→ Problem requirements
Type out all the records word for word. Any pictures are to be left out.

(A block of data)
********************
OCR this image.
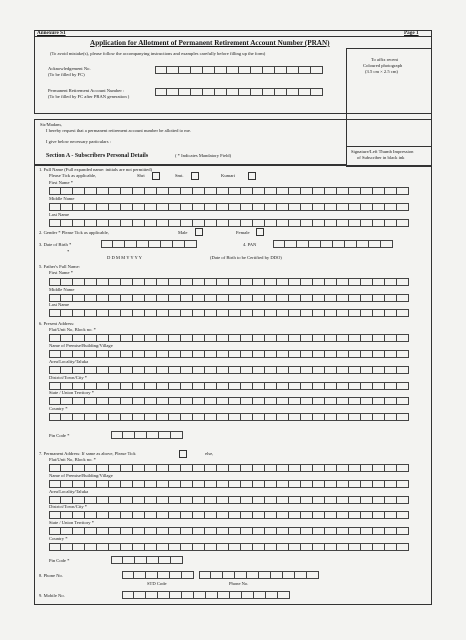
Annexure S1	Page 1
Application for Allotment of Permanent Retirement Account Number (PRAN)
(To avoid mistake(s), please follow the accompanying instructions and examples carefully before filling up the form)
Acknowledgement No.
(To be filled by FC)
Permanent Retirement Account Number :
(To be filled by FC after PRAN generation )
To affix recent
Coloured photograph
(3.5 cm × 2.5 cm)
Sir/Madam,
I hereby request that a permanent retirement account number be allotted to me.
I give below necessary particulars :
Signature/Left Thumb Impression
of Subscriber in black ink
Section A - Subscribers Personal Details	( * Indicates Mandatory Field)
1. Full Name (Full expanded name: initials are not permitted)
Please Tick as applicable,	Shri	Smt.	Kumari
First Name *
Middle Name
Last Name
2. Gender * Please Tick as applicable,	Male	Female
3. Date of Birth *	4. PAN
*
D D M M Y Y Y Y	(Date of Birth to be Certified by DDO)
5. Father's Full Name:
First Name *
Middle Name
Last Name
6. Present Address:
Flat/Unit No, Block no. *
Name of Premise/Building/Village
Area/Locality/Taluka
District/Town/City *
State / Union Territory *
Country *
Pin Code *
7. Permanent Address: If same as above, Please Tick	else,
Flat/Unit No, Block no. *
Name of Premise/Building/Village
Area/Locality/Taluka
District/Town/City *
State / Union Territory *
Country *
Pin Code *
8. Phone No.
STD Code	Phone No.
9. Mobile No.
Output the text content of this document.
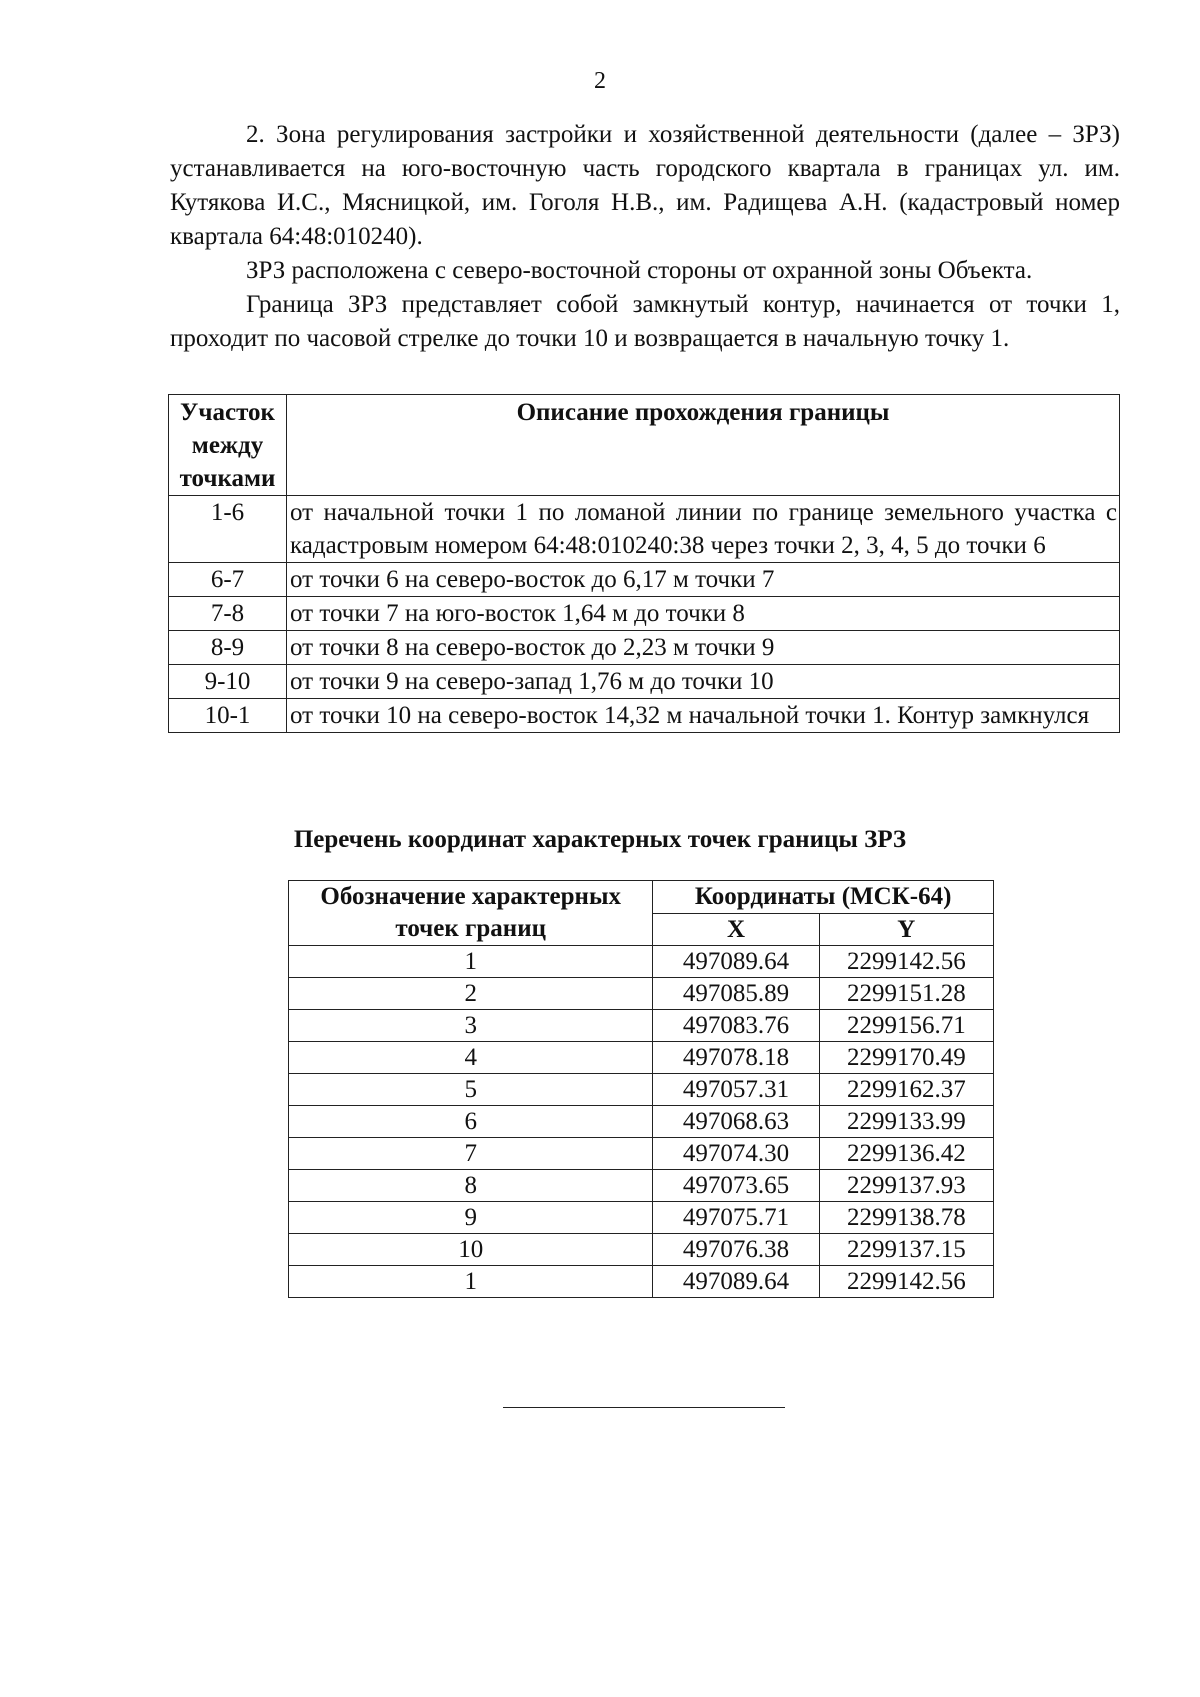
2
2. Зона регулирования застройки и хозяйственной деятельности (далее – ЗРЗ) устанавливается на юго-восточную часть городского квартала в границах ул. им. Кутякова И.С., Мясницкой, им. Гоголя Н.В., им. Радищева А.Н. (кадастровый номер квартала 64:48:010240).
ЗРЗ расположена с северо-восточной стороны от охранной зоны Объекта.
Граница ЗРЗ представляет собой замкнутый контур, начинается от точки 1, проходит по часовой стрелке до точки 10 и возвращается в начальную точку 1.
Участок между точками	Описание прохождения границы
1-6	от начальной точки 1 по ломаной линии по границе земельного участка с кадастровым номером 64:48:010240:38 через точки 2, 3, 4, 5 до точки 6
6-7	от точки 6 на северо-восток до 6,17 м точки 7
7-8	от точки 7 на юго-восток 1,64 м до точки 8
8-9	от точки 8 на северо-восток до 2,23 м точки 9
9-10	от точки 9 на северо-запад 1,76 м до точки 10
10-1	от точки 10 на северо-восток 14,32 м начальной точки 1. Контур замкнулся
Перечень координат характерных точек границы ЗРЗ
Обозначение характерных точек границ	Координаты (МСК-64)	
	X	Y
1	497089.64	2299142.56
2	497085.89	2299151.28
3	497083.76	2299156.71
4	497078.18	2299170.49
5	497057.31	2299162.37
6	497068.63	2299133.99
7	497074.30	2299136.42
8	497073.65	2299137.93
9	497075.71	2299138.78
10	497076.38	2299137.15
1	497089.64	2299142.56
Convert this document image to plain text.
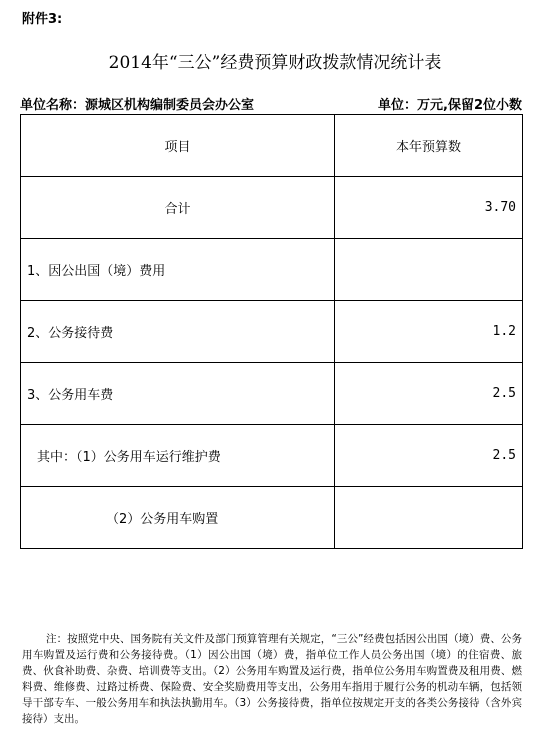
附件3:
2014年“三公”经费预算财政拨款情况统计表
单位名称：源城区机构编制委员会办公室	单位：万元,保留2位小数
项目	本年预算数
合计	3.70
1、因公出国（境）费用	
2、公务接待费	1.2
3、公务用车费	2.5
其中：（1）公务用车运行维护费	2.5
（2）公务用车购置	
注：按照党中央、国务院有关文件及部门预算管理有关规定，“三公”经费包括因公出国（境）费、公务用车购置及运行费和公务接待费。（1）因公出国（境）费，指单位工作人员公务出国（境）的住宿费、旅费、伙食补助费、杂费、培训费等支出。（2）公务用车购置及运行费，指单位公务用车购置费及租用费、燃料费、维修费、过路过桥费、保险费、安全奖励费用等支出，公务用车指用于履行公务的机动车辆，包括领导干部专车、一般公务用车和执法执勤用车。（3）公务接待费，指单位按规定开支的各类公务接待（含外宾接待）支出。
********************
→ Answer to the task
OCR this image.
Annexure S1	Page 1
Application for Allotment of Permanent Retirement Account Number (PRAN)
(To avoid mistake(s), please follow the accompanying instructions and examples carefully before filling up the form)
Acknowledgement No.
(To be filled by FC)
Permanent Retirement Account Number :
(To be filled by FC after PRAN generation )
To affix recent
Coloured photograph
(3.5 cm × 2.5 cm)
Sir/Madam,
I hereby request that a permanent retirement account number be allotted to me.
I give below necessary particulars :
Signature/Left Thumb Impression
of Subscriber in black ink
Section A - Subscribers Personal Details	( * Indicates Mandatory Field)
1. Full Name (Full expanded name: initials are not permitted)
Please Tick as applicable,	Shri	Smt.	Kumari
First Name *
Middle Name
Last Name
2. Gender * Please Tick as applicable,	Male	Female
3. Date of Birth *	4. PAN
*
D D M M Y Y Y Y	(Date of Birth to be Certified by DDO)
5. Father's Full Name:
First Name *
Middle Name
Last Name
6. Present Address:
Flat/Unit No, Block no. *
Name of Premise/Building/Village
Area/Locality/Taluka
District/Town/City *
State / Union Territory *
Country *
Pin Code *
7. Permanent Address: If same as above, Please Tick	else,
Flat/Unit No, Block no. *
Name of Premise/Building/Village
Area/Locality/Taluka
District/Town/City *
State / Union Territory *
Country *
Pin Code *
8. Phone No.
STD Code	Phone No.
9. Mobile No.
Output the text content of this document.
2
2. Зона регулирования застройки и хозяйственной деятельности (далее – ЗРЗ) устанавливается на юго-восточную часть городского квартала в границах ул. им. Кутякова И.С., Мясницкой, им. Гоголя Н.В., им. Радищева А.Н. (кадастровый номер квартала 64:48:010240).
ЗРЗ расположена с северо-восточной стороны от охранной зоны Объекта.
Граница ЗРЗ представляет собой замкнутый контур, начинается от точки 1, проходит по часовой стрелке до точки 10 и возвращается в начальную точку 1.
Участок между точками	Описание прохождения границы
1-6	от начальной точки 1 по ломаной линии по границе земельного участка с кадастровым номером 64:48:010240:38 через точки 2, 3, 4, 5 до точки 6
6-7	от точки 6 на северо-восток до 6,17 м точки 7
7-8	от точки 7 на юго-восток 1,64 м до точки 8
8-9	от точки 8 на северо-восток до 2,23 м точки 9
9-10	от точки 9 на северо-запад 1,76 м до точки 10
10-1	от точки 10 на северо-восток 14,32 м начальной точки 1. Контур замкнулся
Перечень координат характерных точек границы ЗРЗ
Обозначение характерных точек границ	Координаты (МСК-64)	
	X	Y
1	497089.64	2299142.56
2	497085.89	2299151.28
3	497083.76	2299156.71
4	497078.18	2299170.49
5	497057.31	2299162.37
6	497068.63	2299133.99
7	497074.30	2299136.42
8	497073.65	2299137.93
9	497075.71	2299138.78
10	497076.38	2299137.15
1	497089.64	2299142.56
Convert this document image to plain text.
附件3:
2014年“三公”经费预算财政拨款情况统计表
单位名称：源城区机构编制委员会办公室	单位：万元,保留2位小数
项目	本年预算数
合计	3.70
1、因公出国（境）费用	
2、公务接待费	1.2
3、公务用车费	2.5
其中：（1）公务用车运行维护费	2.5
（2）公务用车购置	
注：按照党中央、国务院有关文件及部门预算管理有关规定，“三公”经费包括因公出国（境）费、公务用车购置及运行费和公务接待费。（1）因公出国（境）费，指单位工作人员公务出国（境）的住宿费、旅费、伙食补助费、杂费、培训费等支出。（2）公务用车购置及运行费，指单位公务用车购置费及租用费、燃料费、维修费、过路过桥费、保险费、安全奖励费用等支出，公务用车指用于履行公务的机动车辆，包括领导干部专车、一般公务用车和执法执勤用车。（3）公务接待费，指单位按规定开支的各类公务接待（含外宾接待）支出。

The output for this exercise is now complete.